------ Entries provided

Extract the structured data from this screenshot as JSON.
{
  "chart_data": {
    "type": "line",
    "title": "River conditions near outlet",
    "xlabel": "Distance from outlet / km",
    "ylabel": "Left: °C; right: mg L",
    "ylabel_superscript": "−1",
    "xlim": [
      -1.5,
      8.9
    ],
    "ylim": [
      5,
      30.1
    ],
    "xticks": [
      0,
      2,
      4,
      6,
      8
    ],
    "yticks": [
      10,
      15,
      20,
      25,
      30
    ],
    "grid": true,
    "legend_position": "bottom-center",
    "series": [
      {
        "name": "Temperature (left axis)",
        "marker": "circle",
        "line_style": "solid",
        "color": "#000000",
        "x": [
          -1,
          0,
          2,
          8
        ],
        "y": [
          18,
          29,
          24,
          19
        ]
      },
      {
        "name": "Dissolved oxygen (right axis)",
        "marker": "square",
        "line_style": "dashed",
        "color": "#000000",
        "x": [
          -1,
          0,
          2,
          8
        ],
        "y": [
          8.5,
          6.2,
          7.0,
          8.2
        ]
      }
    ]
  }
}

------------

Pull out each line of the records holding the string "axis".

        "name": "Temperature (left axis)",
        "name": "Dissolved oxygen (right axis)",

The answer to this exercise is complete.